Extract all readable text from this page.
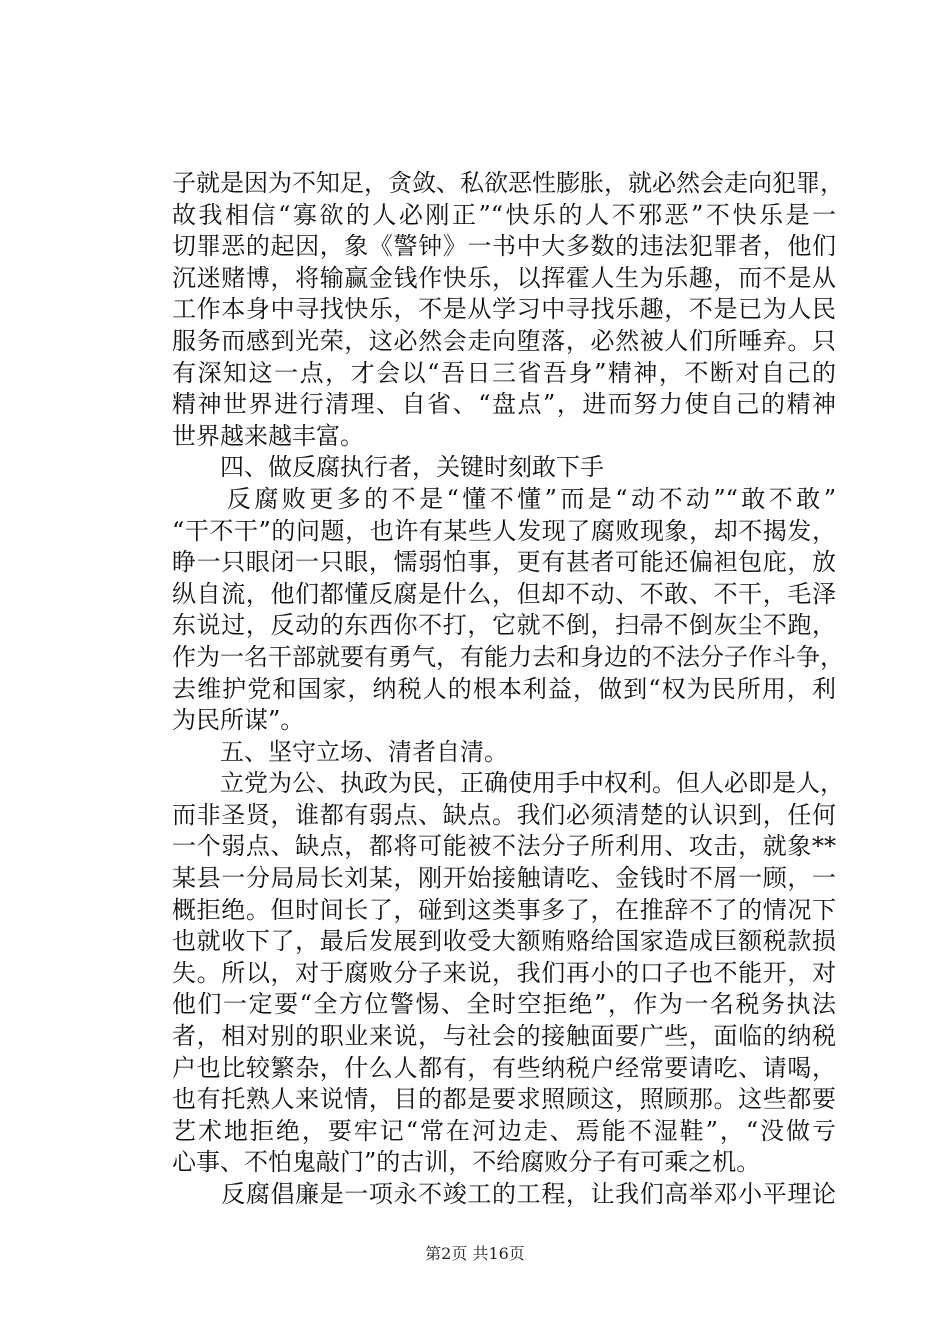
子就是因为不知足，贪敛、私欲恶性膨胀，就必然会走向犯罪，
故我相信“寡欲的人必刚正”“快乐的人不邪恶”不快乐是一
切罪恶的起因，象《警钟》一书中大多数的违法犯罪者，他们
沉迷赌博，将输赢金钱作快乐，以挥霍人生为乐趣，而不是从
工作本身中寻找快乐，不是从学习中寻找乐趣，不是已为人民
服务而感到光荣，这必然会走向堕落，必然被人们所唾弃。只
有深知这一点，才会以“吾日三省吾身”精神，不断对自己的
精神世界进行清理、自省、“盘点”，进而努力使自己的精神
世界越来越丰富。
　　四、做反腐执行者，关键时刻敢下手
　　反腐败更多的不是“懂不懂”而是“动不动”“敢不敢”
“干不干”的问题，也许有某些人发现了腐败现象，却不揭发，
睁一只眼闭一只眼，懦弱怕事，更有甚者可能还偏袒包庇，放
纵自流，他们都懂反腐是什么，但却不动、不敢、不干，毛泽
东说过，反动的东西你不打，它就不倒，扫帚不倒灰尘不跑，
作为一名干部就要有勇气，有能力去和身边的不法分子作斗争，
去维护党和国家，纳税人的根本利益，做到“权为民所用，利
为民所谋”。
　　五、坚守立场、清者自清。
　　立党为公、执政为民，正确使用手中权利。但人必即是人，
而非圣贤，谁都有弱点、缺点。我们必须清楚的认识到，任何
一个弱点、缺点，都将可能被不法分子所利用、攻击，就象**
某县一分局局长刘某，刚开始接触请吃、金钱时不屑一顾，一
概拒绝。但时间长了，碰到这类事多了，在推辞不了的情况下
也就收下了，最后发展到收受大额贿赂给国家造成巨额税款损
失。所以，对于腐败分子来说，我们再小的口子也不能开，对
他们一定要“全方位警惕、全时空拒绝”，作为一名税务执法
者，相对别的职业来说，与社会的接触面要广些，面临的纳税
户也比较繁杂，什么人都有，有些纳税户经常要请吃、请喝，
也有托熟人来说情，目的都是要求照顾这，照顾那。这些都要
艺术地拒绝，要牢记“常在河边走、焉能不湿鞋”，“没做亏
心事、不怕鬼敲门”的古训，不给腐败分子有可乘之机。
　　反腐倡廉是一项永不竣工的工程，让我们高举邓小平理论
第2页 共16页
··········
STATED EXERCISE: Quote the data exactly, leaving every image out of the copy.

TASK RESPONSE:
Extract all readable text from this page.
子就是因为不知足，贪敛、私欲恶性膨胀，就必然会走向犯罪，
故我相信“寡欲的人必刚正”“快乐的人不邪恶”不快乐是一
切罪恶的起因，象《警钟》一书中大多数的违法犯罪者，他们
沉迷赌博，将输赢金钱作快乐，以挥霍人生为乐趣，而不是从
工作本身中寻找快乐，不是从学习中寻找乐趣，不是已为人民
服务而感到光荣，这必然会走向堕落，必然被人们所唾弃。只
有深知这一点，才会以“吾日三省吾身”精神，不断对自己的
精神世界进行清理、自省、“盘点”，进而努力使自己的精神
世界越来越丰富。
　　四、做反腐执行者，关键时刻敢下手
　　反腐败更多的不是“懂不懂”而是“动不动”“敢不敢”
“干不干”的问题，也许有某些人发现了腐败现象，却不揭发，
睁一只眼闭一只眼，懦弱怕事，更有甚者可能还偏袒包庇，放
纵自流，他们都懂反腐是什么，但却不动、不敢、不干，毛泽
东说过，反动的东西你不打，它就不倒，扫帚不倒灰尘不跑，
作为一名干部就要有勇气，有能力去和身边的不法分子作斗争，
去维护党和国家，纳税人的根本利益，做到“权为民所用，利
为民所谋”。
　　五、坚守立场、清者自清。
　　立党为公、执政为民，正确使用手中权利。但人必即是人，
而非圣贤，谁都有弱点、缺点。我们必须清楚的认识到，任何
一个弱点、缺点，都将可能被不法分子所利用、攻击，就象**
某县一分局局长刘某，刚开始接触请吃、金钱时不屑一顾，一
概拒绝。但时间长了，碰到这类事多了，在推辞不了的情况下
也就收下了，最后发展到收受大额贿赂给国家造成巨额税款损
失。所以，对于腐败分子来说，我们再小的口子也不能开，对
他们一定要“全方位警惕、全时空拒绝”，作为一名税务执法
者，相对别的职业来说，与社会的接触面要广些，面临的纳税
户也比较繁杂，什么人都有，有些纳税户经常要请吃、请喝，
也有托熟人来说情，目的都是要求照顾这，照顾那。这些都要
艺术地拒绝，要牢记“常在河边走、焉能不湿鞋”，“没做亏
心事、不怕鬼敲门”的古训，不给腐败分子有可乘之机。
　　反腐倡廉是一项永不竣工的工程，让我们高举邓小平理论
第2页 共16页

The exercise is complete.